> **Exercise aim**
Pick out every line with the word "this" and copy it.

> **Listing**

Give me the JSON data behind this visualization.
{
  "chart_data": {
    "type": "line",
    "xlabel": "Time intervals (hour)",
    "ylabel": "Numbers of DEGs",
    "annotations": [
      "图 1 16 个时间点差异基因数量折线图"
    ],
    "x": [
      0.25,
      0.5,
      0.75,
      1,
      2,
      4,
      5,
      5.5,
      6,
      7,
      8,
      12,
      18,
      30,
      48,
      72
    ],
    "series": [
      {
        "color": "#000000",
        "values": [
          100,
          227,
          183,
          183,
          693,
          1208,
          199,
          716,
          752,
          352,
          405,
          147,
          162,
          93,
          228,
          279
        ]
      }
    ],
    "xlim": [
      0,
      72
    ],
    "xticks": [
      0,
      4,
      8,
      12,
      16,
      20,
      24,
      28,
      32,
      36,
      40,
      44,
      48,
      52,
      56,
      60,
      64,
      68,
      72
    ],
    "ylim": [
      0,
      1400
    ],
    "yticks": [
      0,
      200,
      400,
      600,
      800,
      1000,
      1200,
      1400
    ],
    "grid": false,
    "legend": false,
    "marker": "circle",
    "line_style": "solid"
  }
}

* * *

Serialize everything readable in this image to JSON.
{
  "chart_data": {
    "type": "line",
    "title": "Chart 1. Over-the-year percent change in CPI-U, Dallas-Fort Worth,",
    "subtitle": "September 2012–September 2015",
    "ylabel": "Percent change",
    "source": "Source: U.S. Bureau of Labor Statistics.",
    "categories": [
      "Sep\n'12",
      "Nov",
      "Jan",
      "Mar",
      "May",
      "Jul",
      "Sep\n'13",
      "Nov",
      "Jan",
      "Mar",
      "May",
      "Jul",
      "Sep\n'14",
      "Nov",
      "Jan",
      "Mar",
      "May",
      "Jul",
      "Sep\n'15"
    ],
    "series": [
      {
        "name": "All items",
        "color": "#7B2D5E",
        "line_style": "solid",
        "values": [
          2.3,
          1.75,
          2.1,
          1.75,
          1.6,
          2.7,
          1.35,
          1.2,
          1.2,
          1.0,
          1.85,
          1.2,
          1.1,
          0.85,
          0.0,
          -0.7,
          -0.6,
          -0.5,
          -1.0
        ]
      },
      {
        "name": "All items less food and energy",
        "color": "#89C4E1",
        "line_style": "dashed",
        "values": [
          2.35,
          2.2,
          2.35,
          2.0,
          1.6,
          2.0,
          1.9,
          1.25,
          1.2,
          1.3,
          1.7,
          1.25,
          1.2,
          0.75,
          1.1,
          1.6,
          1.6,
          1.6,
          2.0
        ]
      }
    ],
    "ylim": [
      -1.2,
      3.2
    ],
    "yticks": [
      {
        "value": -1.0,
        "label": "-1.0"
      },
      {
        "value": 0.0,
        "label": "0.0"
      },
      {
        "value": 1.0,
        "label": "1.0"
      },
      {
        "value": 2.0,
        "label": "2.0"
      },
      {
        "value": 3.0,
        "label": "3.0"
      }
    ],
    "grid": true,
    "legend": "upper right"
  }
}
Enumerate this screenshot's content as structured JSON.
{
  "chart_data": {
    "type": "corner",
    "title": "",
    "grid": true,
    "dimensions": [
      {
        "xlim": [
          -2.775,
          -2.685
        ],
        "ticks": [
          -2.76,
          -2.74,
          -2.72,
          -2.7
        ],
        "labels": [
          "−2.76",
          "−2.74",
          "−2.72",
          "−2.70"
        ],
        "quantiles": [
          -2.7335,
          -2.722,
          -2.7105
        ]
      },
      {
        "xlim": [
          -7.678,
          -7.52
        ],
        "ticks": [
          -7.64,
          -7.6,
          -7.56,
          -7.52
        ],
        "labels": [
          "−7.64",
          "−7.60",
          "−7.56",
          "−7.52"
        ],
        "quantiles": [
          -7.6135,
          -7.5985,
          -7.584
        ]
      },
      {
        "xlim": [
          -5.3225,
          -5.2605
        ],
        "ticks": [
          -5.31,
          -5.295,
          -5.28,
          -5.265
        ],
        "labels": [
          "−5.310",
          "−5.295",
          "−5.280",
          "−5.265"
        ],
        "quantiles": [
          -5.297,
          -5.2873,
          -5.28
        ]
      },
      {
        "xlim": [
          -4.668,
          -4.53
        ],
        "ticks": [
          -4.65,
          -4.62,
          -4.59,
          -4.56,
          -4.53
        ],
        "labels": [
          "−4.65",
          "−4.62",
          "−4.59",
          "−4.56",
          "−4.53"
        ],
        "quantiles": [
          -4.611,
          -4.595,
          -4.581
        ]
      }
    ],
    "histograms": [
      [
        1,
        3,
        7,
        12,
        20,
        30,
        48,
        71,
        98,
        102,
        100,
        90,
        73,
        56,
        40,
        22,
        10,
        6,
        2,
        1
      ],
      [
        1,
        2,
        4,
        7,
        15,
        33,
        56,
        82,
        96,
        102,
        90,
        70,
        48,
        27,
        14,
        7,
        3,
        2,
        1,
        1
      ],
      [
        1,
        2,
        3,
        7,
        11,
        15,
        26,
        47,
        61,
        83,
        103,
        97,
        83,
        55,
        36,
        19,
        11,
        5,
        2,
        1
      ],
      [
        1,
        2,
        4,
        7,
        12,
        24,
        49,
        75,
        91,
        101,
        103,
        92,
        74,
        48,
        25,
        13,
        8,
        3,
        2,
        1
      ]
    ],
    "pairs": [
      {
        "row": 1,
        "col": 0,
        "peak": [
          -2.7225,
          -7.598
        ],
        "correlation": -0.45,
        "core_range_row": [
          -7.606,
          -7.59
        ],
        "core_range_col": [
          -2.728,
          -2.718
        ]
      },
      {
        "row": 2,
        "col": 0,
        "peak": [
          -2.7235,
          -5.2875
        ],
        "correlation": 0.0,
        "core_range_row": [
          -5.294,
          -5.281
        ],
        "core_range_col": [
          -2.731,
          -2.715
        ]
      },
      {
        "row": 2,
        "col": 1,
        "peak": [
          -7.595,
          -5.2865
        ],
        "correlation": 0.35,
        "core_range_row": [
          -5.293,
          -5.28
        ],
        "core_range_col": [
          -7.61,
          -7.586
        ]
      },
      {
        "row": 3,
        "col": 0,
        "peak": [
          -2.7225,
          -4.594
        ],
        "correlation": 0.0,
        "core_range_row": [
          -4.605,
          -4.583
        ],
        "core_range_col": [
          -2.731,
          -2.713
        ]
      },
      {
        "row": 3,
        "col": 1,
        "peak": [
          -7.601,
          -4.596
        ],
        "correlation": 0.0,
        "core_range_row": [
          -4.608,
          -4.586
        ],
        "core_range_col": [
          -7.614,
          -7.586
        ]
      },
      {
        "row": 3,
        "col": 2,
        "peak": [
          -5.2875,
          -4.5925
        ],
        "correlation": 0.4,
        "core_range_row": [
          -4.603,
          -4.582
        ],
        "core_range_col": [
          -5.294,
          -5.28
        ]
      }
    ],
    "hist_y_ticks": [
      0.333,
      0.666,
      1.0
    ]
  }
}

> **Response**
Give me the JSON data behind this visualization.
Serialize everything readable in this image to JSON.
Enumerate this screenshot's content as structured JSON.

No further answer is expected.